Copy out the listing exactly.

== EXCERPTED RECORDS ==

----

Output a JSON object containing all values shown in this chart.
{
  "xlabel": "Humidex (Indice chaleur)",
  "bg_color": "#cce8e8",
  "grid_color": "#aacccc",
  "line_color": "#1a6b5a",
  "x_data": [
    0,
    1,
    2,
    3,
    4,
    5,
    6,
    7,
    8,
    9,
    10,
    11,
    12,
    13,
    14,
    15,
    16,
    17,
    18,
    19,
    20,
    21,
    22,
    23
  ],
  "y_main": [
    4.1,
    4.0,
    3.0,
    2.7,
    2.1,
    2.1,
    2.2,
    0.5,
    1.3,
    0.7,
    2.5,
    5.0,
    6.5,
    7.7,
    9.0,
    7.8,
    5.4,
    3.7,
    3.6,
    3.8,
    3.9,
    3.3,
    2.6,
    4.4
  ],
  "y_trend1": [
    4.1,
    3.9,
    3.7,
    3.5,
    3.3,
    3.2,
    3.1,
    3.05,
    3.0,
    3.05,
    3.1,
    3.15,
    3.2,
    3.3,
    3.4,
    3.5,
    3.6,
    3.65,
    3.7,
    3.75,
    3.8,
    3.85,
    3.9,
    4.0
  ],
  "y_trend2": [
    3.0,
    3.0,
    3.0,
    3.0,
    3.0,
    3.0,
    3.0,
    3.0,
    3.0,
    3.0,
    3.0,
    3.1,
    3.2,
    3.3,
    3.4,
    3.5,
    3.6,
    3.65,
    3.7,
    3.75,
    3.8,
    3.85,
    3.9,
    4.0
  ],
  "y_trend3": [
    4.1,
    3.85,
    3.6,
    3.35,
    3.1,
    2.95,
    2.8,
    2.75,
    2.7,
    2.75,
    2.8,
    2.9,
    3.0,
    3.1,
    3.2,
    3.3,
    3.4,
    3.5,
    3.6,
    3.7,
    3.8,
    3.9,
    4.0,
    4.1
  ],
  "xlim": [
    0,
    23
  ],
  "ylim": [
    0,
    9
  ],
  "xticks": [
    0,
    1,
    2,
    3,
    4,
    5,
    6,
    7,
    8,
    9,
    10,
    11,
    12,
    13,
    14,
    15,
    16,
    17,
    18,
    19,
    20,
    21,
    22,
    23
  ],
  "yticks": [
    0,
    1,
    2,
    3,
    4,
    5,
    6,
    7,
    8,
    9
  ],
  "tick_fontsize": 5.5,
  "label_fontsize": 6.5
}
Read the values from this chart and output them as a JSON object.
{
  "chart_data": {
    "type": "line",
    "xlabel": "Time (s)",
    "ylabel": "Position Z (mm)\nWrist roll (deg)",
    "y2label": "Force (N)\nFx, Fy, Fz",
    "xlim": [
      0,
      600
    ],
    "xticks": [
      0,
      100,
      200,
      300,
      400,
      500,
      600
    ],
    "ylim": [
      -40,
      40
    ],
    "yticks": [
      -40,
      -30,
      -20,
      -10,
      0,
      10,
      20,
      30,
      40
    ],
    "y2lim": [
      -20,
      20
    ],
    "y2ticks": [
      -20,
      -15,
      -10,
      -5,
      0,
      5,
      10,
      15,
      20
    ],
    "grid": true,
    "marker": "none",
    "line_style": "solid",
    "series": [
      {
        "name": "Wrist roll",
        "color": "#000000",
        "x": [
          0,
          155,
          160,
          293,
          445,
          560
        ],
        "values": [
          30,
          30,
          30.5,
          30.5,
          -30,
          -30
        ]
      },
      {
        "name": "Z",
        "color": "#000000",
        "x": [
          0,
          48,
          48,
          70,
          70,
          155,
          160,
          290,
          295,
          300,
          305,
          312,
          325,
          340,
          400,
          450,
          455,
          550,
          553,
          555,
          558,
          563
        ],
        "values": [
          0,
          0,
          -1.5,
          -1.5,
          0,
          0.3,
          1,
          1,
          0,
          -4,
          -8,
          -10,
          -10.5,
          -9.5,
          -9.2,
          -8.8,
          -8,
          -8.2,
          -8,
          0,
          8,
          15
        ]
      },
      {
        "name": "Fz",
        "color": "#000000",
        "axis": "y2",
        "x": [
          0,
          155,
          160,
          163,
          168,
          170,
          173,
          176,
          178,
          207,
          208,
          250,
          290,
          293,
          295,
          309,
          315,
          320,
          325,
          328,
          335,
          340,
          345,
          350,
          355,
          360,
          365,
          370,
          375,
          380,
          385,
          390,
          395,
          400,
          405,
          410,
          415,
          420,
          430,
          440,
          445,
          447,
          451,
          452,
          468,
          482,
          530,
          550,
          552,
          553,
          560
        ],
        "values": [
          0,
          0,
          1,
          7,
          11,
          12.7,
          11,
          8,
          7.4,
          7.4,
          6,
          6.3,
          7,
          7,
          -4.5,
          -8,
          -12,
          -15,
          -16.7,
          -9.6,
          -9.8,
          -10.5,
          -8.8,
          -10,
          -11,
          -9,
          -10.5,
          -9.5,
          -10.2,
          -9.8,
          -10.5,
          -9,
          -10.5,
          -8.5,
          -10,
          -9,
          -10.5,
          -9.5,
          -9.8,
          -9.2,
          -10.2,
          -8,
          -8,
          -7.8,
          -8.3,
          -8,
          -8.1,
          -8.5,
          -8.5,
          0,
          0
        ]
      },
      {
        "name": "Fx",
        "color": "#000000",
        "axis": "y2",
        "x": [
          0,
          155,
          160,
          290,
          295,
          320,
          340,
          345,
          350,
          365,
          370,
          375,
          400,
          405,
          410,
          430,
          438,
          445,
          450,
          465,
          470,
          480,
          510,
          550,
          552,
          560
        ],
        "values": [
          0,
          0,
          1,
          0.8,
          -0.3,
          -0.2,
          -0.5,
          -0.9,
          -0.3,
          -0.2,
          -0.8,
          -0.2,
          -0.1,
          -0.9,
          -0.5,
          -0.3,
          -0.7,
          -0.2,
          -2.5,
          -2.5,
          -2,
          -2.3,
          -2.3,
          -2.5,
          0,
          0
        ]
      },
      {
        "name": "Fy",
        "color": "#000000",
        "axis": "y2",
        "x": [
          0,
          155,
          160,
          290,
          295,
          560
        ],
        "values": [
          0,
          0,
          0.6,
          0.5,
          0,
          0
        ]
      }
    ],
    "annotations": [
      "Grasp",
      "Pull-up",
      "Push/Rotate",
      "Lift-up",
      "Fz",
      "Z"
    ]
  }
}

----

== SOLUTION FOR THIS EXERCISE ==
Output a JSON object containing all values shown in this chart.
{
  "xlabel": "Humidex (Indice chaleur)",
  "bg_color": "#cce8e8",
  "grid_color": "#aacccc",
  "line_color": "#1a6b5a",
  "x_data": [
    0,
    1,
    2,
    3,
    4,
    5,
    6,
    7,
    8,
    9,
    10,
    11,
    12,
    13,
    14,
    15,
    16,
    17,
    18,
    19,
    20,
    21,
    22,
    23
  ],
  "y_main": [
    4.1,
    4.0,
    3.0,
    2.7,
    2.1,
    2.1,
    2.2,
    0.5,
    1.3,
    0.7,
    2.5,
    5.0,
    6.5,
    7.7,
    9.0,
    7.8,
    5.4,
    3.7,
    3.6,
    3.8,
    3.9,
    3.3,
    2.6,
    4.4
  ],
  "y_trend1": [
    4.1,
    3.9,
    3.7,
    3.5,
    3.3,
    3.2,
    3.1,
    3.05,
    3.0,
    3.05,
    3.1,
    3.15,
    3.2,
    3.3,
    3.4,
    3.5,
    3.6,
    3.65,
    3.7,
    3.75,
    3.8,
    3.85,
    3.9,
    4.0
  ],
  "y_trend2": [
    3.0,
    3.0,
    3.0,
    3.0,
    3.0,
    3.0,
    3.0,
    3.0,
    3.0,
    3.0,
    3.0,
    3.1,
    3.2,
    3.3,
    3.4,
    3.5,
    3.6,
    3.65,
    3.7,
    3.75,
    3.8,
    3.85,
    3.9,
    4.0
  ],
  "y_trend3": [
    4.1,
    3.85,
    3.6,
    3.35,
    3.1,
    2.95,
    2.8,
    2.75,
    2.7,
    2.75,
    2.8,
    2.9,
    3.0,
    3.1,
    3.2,
    3.3,
    3.4,
    3.5,
    3.6,
    3.7,
    3.8,
    3.9,
    4.0,
    4.1
  ],
  "xlim": [
    0,
    23
  ],
  "ylim": [
    0,
    9
  ],
  "xticks": [
    0,
    1,
    2,
    3,
    4,
    5,
    6,
    7,
    8,
    9,
    10,
    11,
    12,
    13,
    14,
    15,
    16,
    17,
    18,
    19,
    20,
    21,
    22,
    23
  ],
  "yticks": [
    0,
    1,
    2,
    3,
    4,
    5,
    6,
    7,
    8,
    9
  ],
  "tick_fontsize": 5.5,
  "label_fontsize": 6.5
}
Read the values from this chart and output them as a JSON object.
{
  "chart_data": {
    "type": "line",
    "xlabel": "Time (s)",
    "ylabel": "Position Z (mm)\nWrist roll (deg)",
    "y2label": "Force (N)\nFx, Fy, Fz",
    "xlim": [
      0,
      600
    ],
    "xticks": [
      0,
      100,
      200,
      300,
      400,
      500,
      600
    ],
    "ylim": [
      -40,
      40
    ],
    "yticks": [
      -40,
      -30,
      -20,
      -10,
      0,
      10,
      20,
      30,
      40
    ],
    "y2lim": [
      -20,
      20
    ],
    "y2ticks": [
      -20,
      -15,
      -10,
      -5,
      0,
      5,
      10,
      15,
      20
    ],
    "grid": true,
    "marker": "none",
    "line_style": "solid",
    "series": [
      {
        "name": "Wrist roll",
        "color": "#000000",
        "x": [
          0,
          155,
          160,
          293,
          445,
          560
        ],
        "values": [
          30,
          30,
          30.5,
          30.5,
          -30,
          -30
        ]
      },
      {
        "name": "Z",
        "color": "#000000",
        "x": [
          0,
          48,
          48,
          70,
          70,
          155,
          160,
          290,
          295,
          300,
          305,
          312,
          325,
          340,
          400,
          450,
          455,
          550,
          553,
          555,
          558,
          563
        ],
        "values": [
          0,
          0,
          -1.5,
          -1.5,
          0,
          0.3,
          1,
          1,
          0,
          -4,
          -8,
          -10,
          -10.5,
          -9.5,
          -9.2,
          -8.8,
          -8,
          -8.2,
          -8,
          0,
          8,
          15
        ]
      },
      {
        "name": "Fz",
        "color": "#000000",
        "axis": "y2",
        "x": [
          0,
          155,
          160,
          163,
          168,
          170,
          173,
          176,
          178,
          207,
          208,
          250,
          290,
          293,
          295,
          309,
          315,
          320,
          325,
          328,
          335,
          340,
          345,
          350,
          355,
          360,
          365,
          370,
          375,
          380,
          385,
          390,
          395,
          400,
          405,
          410,
          415,
          420,
          430,
          440,
          445,
          447,
          451,
          452,
          468,
          482,
          530,
          550,
          552,
          553,
          560
        ],
        "values": [
          0,
          0,
          1,
          7,
          11,
          12.7,
          11,
          8,
          7.4,
          7.4,
          6,
          6.3,
          7,
          7,
          -4.5,
          -8,
          -12,
          -15,
          -16.7,
          -9.6,
          -9.8,
          -10.5,
          -8.8,
          -10,
          -11,
          -9,
          -10.5,
          -9.5,
          -10.2,
          -9.8,
          -10.5,
          -9,
          -10.5,
          -8.5,
          -10,
          -9,
          -10.5,
          -9.5,
          -9.8,
          -9.2,
          -10.2,
          -8,
          -8,
          -7.8,
          -8.3,
          -8,
          -8.1,
          -8.5,
          -8.5,
          0,
          0
        ]
      },
      {
        "name": "Fx",
        "color": "#000000",
        "axis": "y2",
        "x": [
          0,
          155,
          160,
          290,
          295,
          320,
          340,
          345,
          350,
          365,
          370,
          375,
          400,
          405,
          410,
          430,
          438,
          445,
          450,
          465,
          470,
          480,
          510,
          550,
          552,
          560
        ],
        "values": [
          0,
          0,
          1,
          0.8,
          -0.3,
          -0.2,
          -0.5,
          -0.9,
          -0.3,
          -0.2,
          -0.8,
          -0.2,
          -0.1,
          -0.9,
          -0.5,
          -0.3,
          -0.7,
          -0.2,
          -2.5,
          -2.5,
          -2,
          -2.3,
          -2.3,
          -2.5,
          0,
          0
        ]
      },
      {
        "name": "Fy",
        "color": "#000000",
        "axis": "y2",
        "x": [
          0,
          155,
          160,
          290,
          295,
          560
        ],
        "values": [
          0,
          0,
          0.6,
          0.5,
          0,
          0
        ]
      }
    ],
    "annotations": [
      "Grasp",
      "Pull-up",
      "Push/Rotate",
      "Lift-up",
      "Fz",
      "Z"
    ]
  }
}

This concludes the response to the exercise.